● **OBJECTIVE**
Update the rows below by replacing "action-processed" with "action-handled" wherever it occurs, leaving everything else unchanged, and omit the pictures from your answer.

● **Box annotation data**
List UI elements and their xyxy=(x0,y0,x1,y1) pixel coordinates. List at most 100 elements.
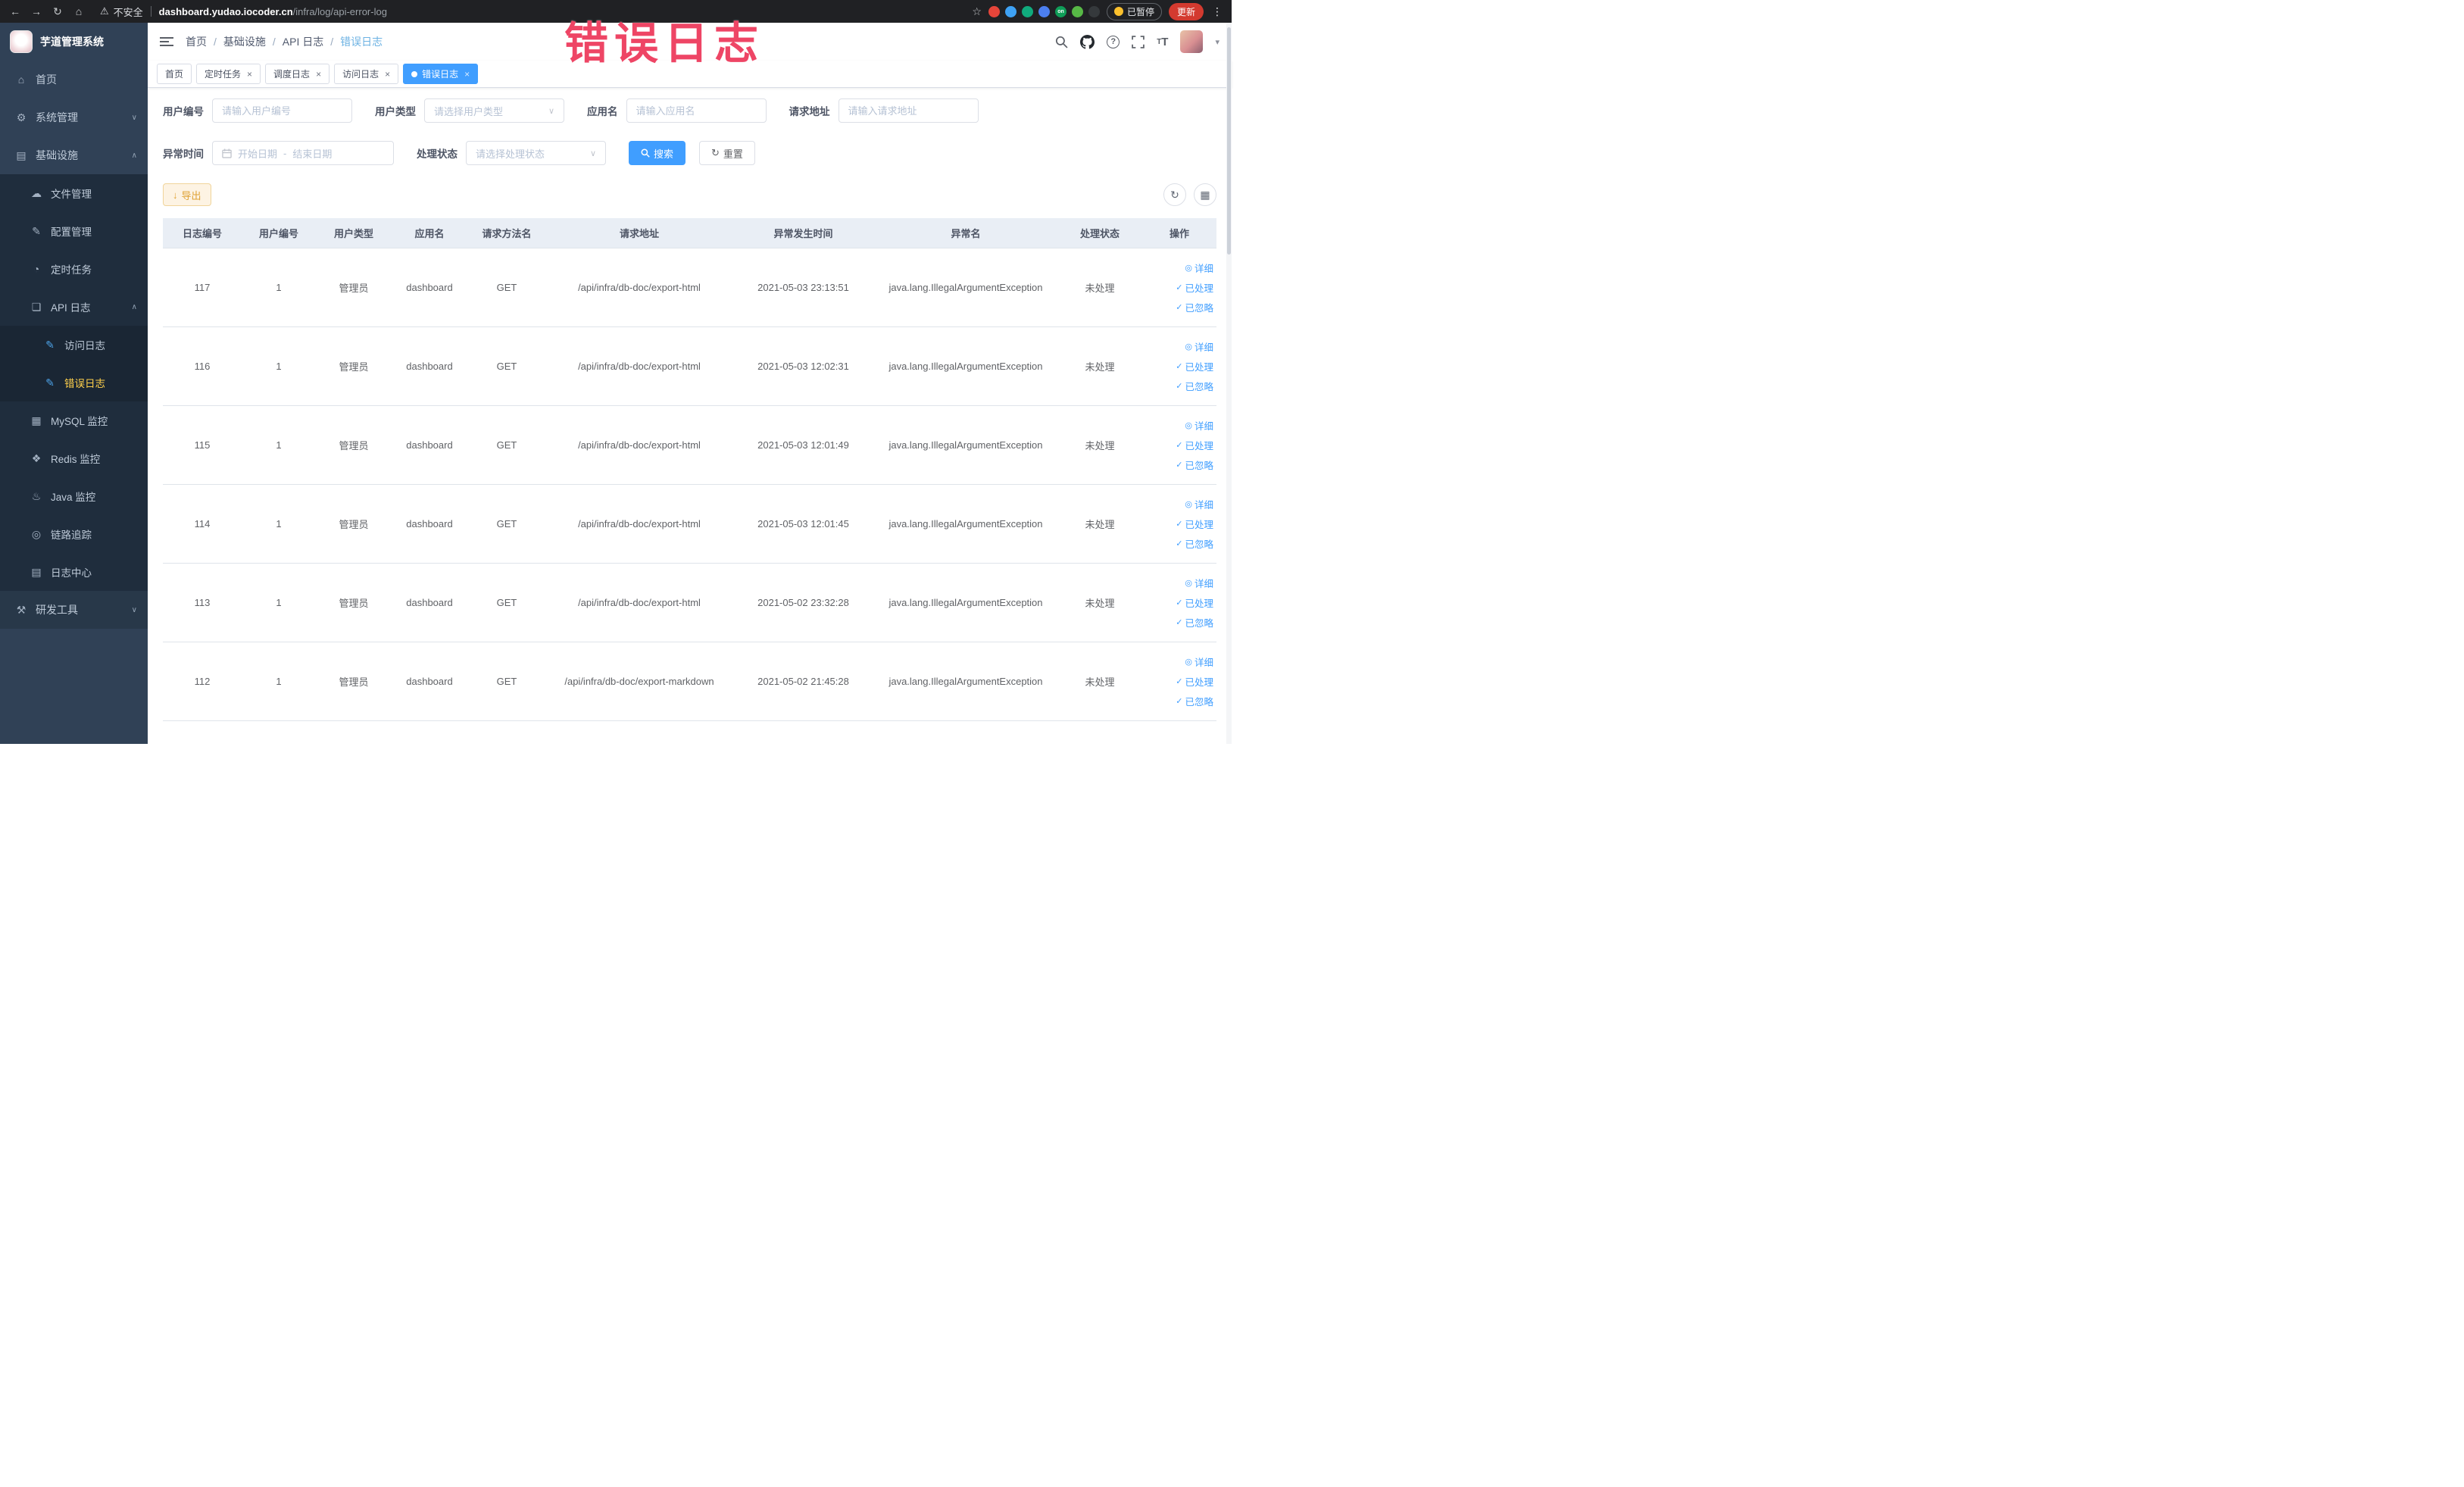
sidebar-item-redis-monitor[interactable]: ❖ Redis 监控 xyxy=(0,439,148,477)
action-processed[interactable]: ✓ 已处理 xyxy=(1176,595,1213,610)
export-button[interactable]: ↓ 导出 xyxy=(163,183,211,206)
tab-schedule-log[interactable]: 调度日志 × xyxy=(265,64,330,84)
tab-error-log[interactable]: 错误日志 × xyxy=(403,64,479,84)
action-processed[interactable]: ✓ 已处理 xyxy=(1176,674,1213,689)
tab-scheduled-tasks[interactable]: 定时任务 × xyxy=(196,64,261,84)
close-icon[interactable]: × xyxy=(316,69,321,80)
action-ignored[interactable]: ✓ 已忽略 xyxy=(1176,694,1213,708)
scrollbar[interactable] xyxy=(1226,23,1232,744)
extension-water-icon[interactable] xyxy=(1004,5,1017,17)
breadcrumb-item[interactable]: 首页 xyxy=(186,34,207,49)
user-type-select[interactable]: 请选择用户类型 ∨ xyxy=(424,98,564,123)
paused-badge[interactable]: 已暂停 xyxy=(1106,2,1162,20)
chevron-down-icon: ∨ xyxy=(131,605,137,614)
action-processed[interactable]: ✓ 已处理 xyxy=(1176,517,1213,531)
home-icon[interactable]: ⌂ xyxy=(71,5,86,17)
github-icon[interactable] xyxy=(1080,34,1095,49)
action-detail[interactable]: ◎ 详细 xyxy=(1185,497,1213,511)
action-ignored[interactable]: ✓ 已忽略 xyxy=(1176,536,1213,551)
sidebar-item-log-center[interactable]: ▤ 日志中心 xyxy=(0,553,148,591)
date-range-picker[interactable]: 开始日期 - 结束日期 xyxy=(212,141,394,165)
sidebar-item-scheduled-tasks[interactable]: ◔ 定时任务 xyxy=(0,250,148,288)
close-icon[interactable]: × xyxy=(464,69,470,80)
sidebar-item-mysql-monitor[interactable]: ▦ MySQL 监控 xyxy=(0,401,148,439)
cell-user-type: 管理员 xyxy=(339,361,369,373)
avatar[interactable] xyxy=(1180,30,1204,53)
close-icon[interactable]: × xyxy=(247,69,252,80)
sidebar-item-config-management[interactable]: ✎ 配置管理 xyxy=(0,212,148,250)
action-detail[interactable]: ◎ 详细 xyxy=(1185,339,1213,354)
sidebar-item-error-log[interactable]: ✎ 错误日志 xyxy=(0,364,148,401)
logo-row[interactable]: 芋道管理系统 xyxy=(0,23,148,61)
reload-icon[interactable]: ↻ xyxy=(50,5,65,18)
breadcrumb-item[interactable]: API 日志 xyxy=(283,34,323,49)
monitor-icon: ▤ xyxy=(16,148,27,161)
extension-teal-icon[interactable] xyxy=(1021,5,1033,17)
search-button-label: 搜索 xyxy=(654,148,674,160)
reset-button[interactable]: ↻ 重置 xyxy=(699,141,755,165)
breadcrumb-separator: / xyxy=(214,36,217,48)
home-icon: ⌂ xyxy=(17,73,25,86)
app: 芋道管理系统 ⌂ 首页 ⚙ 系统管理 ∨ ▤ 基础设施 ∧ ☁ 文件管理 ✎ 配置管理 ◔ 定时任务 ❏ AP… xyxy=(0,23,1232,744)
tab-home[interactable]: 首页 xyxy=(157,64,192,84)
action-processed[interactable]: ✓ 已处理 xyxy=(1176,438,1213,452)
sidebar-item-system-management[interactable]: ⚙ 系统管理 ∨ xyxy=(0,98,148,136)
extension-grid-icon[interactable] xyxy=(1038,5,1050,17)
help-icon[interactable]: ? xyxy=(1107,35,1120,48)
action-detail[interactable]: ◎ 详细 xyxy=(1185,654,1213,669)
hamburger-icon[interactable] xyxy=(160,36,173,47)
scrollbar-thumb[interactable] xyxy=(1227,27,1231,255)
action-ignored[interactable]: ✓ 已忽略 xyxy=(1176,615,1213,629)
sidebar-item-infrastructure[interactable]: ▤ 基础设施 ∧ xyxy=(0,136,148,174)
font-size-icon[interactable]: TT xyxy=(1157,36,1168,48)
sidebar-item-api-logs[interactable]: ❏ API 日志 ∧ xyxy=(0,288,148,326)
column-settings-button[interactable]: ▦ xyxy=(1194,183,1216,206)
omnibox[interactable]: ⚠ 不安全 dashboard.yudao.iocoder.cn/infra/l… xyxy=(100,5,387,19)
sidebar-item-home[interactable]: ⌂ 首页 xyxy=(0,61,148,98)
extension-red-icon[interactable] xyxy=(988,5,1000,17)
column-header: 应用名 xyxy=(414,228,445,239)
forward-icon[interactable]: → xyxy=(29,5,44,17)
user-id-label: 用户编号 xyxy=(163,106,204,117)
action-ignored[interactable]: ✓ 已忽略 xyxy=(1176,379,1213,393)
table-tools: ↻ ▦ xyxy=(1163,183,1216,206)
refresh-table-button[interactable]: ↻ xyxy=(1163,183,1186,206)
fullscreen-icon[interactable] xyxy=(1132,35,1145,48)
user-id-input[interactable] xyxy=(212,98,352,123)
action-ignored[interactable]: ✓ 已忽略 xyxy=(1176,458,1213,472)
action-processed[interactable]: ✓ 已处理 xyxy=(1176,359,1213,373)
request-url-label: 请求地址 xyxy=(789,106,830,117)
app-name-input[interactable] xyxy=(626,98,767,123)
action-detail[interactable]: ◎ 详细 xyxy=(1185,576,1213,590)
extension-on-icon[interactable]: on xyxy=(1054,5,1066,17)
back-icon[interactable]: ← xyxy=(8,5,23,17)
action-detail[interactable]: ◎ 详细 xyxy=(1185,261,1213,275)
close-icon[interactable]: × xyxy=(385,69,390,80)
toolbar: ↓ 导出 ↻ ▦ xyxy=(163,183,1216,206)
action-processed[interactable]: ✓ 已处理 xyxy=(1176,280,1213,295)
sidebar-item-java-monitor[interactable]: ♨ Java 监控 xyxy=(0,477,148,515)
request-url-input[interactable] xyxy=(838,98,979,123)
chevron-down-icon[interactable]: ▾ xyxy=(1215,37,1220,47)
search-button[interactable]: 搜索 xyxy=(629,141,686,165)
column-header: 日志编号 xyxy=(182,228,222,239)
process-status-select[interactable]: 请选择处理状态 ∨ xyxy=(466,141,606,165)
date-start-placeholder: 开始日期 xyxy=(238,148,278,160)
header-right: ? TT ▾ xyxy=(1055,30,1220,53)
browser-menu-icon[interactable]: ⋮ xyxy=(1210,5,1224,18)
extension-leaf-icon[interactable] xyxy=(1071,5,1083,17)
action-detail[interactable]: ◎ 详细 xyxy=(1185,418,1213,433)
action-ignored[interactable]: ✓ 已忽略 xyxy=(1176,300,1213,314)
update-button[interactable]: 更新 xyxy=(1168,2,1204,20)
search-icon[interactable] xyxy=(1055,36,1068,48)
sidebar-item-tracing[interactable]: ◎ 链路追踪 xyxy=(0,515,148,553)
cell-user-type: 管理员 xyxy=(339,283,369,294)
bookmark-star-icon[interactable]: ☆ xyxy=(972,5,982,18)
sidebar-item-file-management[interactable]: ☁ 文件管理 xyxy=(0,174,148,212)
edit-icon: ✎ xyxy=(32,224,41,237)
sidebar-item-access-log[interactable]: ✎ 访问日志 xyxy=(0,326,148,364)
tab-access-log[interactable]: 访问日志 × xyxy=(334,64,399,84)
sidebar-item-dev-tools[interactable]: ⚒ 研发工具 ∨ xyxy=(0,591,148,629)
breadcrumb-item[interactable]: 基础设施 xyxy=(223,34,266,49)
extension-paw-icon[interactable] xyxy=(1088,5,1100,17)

● **SOLUTION TO THE PROBLEM**
List UI elements and their xyxy=(x0,y0,x1,y1) pixel coordinates. List at most 100 elements.
sidebar-item-redis-monitor[interactable]: ❖ Redis 监控 xyxy=(0,439,148,477)
action-handled[interactable]: ✓ 已处理 xyxy=(1176,595,1213,610)
export-button[interactable]: ↓ 导出 xyxy=(163,183,211,206)
tab-schedule-log[interactable]: 调度日志 × xyxy=(265,64,330,84)
tab-error-log[interactable]: 错误日志 × xyxy=(403,64,479,84)
action-handled[interactable]: ✓ 已处理 xyxy=(1176,674,1213,689)
tab-scheduled-tasks[interactable]: 定时任务 × xyxy=(196,64,261,84)
close-icon[interactable]: × xyxy=(316,69,321,80)
action-ignored[interactable]: ✓ 已忽略 xyxy=(1176,694,1213,708)
scrollbar[interactable] xyxy=(1226,23,1232,744)
extension-water-icon[interactable] xyxy=(1004,5,1017,17)
breadcrumb-item[interactable]: 首页 xyxy=(186,34,207,49)
user-type-select[interactable]: 请选择用户类型 ∨ xyxy=(424,98,564,123)
paused-badge[interactable]: 已暂停 xyxy=(1106,2,1162,20)
chevron-down-icon: ∨ xyxy=(131,605,137,614)
action-handled[interactable]: ✓ 已处理 xyxy=(1176,517,1213,531)
home-icon[interactable]: ⌂ xyxy=(71,5,86,17)
github-icon[interactable] xyxy=(1080,34,1095,49)
action-detail[interactable]: ◎ 详细 xyxy=(1185,497,1213,511)
action-ignored[interactable]: ✓ 已忽略 xyxy=(1176,536,1213,551)
sidebar-item-log-center[interactable]: ▤ 日志中心 xyxy=(0,553,148,591)
date-range-picker[interactable]: 开始日期 - 结束日期 xyxy=(212,141,394,165)
sidebar-item-scheduled-tasks[interactable]: ◔ 定时任务 xyxy=(0,250,148,288)
close-icon[interactable]: × xyxy=(464,69,470,80)
sidebar-item-mysql-monitor[interactable]: ▦ MySQL 监控 xyxy=(0,401,148,439)
cell-user-type: 管理员 xyxy=(339,361,369,373)
avatar[interactable] xyxy=(1180,30,1204,53)
close-icon[interactable]: × xyxy=(247,69,252,80)
sidebar-item-config-management[interactable]: ✎ 配置管理 xyxy=(0,212,148,250)
action-detail[interactable]: ◎ 详细 xyxy=(1185,339,1213,354)
sidebar-item-error-log[interactable]: ✎ 错误日志 xyxy=(0,364,148,401)
logo-row[interactable]: 芋道管理系统 xyxy=(0,23,148,61)
reload-icon[interactable]: ↻ xyxy=(50,5,65,18)
breadcrumb-item[interactable]: API 日志 xyxy=(283,34,323,49)
monitor-icon: ▤ xyxy=(16,148,27,161)
extension-teal-icon[interactable] xyxy=(1021,5,1033,17)
search-button-label: 搜索 xyxy=(654,148,674,160)
reset-button[interactable]: ↻ 重置 xyxy=(699,141,755,165)
breadcrumb-separator: / xyxy=(214,36,217,48)
home-icon: ⌂ xyxy=(17,73,25,86)
app: 芋道管理系统 ⌂ 首页 ⚙ 系统管理 ∨ ▤ 基础设施 ∧ ☁ 文件管理 ✎ 配置管理 ◔ 定时任务 ❏ AP… xyxy=(0,23,1232,744)
tab-home[interactable]: 首页 xyxy=(157,64,192,84)
action-handled[interactable]: ✓ 已处理 xyxy=(1176,438,1213,452)
sidebar-item-system-management[interactable]: ⚙ 系统管理 ∨ xyxy=(0,98,148,136)
extension-grid-icon[interactable] xyxy=(1038,5,1050,17)
help-icon[interactable]: ? xyxy=(1107,35,1120,48)
action-detail[interactable]: ◎ 详细 xyxy=(1185,654,1213,669)
hamburger-icon[interactable] xyxy=(160,36,173,47)
scrollbar-thumb[interactable] xyxy=(1227,27,1231,255)
action-ignored[interactable]: ✓ 已忽略 xyxy=(1176,615,1213,629)
sidebar-item-infrastructure[interactable]: ▤ 基础设施 ∧ xyxy=(0,136,148,174)
font-size-icon[interactable]: TT xyxy=(1157,36,1168,48)
sidebar-item-api-logs[interactable]: ❏ API 日志 ∧ xyxy=(0,288,148,326)
column-settings-button[interactable]: ▦ xyxy=(1194,183,1216,206)
omnibox[interactable]: ⚠ 不安全 dashboard.yudao.iocoder.cn/infra/l… xyxy=(100,5,387,19)
sidebar-item-home[interactable]: ⌂ 首页 xyxy=(0,61,148,98)
extension-red-icon[interactable] xyxy=(988,5,1000,17)
column-header: 应用名 xyxy=(414,228,445,239)
forward-icon[interactable]: → xyxy=(29,5,44,17)
user-id-label: 用户编号 xyxy=(163,106,204,117)
action-ignored[interactable]: ✓ 已忽略 xyxy=(1176,379,1213,393)
table-tools: ↻ ▦ xyxy=(1163,183,1216,206)
refresh-table-button[interactable]: ↻ xyxy=(1163,183,1186,206)
fullscreen-icon[interactable] xyxy=(1132,35,1145,48)
user-id-input[interactable] xyxy=(212,98,352,123)
action-ignored[interactable]: ✓ 已忽略 xyxy=(1176,458,1213,472)
action-handled[interactable]: ✓ 已处理 xyxy=(1176,359,1213,373)
request-url-label: 请求地址 xyxy=(789,106,830,117)
app-name-input[interactable] xyxy=(626,98,767,123)
action-detail[interactable]: ◎ 详细 xyxy=(1185,576,1213,590)
extension-on-icon[interactable]: on xyxy=(1054,5,1066,17)
back-icon[interactable]: ← xyxy=(8,5,23,17)
action-detail[interactable]: ◎ 详细 xyxy=(1185,261,1213,275)
close-icon[interactable]: × xyxy=(385,69,390,80)
toolbar: ↓ 导出 ↻ ▦ xyxy=(163,183,1216,206)
action-handled[interactable]: ✓ 已处理 xyxy=(1176,280,1213,295)
sidebar-item-java-monitor[interactable]: ♨ Java 监控 xyxy=(0,477,148,515)
request-url-input[interactable] xyxy=(838,98,979,123)
chevron-down-icon[interactable]: ▾ xyxy=(1215,37,1220,47)
search-button[interactable]: 搜索 xyxy=(629,141,686,165)
column-header: 日志编号 xyxy=(182,228,222,239)
process-status-select[interactable]: 请选择处理状态 ∨ xyxy=(466,141,606,165)
date-start-placeholder: 开始日期 xyxy=(238,148,278,160)
header-right: ? TT ▾ xyxy=(1055,30,1220,53)
browser-menu-icon[interactable]: ⋮ xyxy=(1210,5,1224,18)
extension-leaf-icon[interactable] xyxy=(1071,5,1083,17)
action-detail[interactable]: ◎ 详细 xyxy=(1185,418,1213,433)
action-ignored[interactable]: ✓ 已忽略 xyxy=(1176,300,1213,314)
update-button[interactable]: 更新 xyxy=(1168,2,1204,20)
search-icon[interactable] xyxy=(1055,36,1068,48)
sidebar-item-tracing[interactable]: ◎ 链路追踪 xyxy=(0,515,148,553)
cell-user-type: 管理员 xyxy=(339,283,369,294)
bookmark-star-icon[interactable]: ☆ xyxy=(972,5,982,18)
sidebar-item-file-management[interactable]: ☁ 文件管理 xyxy=(0,174,148,212)
edit-icon: ✎ xyxy=(32,224,41,237)
sidebar-item-access-log[interactable]: ✎ 访问日志 xyxy=(0,326,148,364)
tab-access-log[interactable]: 访问日志 × xyxy=(334,64,399,84)
sidebar-item-dev-tools[interactable]: ⚒ 研发工具 ∨ xyxy=(0,591,148,629)
breadcrumb-item[interactable]: 基础设施 xyxy=(223,34,266,49)
extension-paw-icon[interactable] xyxy=(1088,5,1100,17)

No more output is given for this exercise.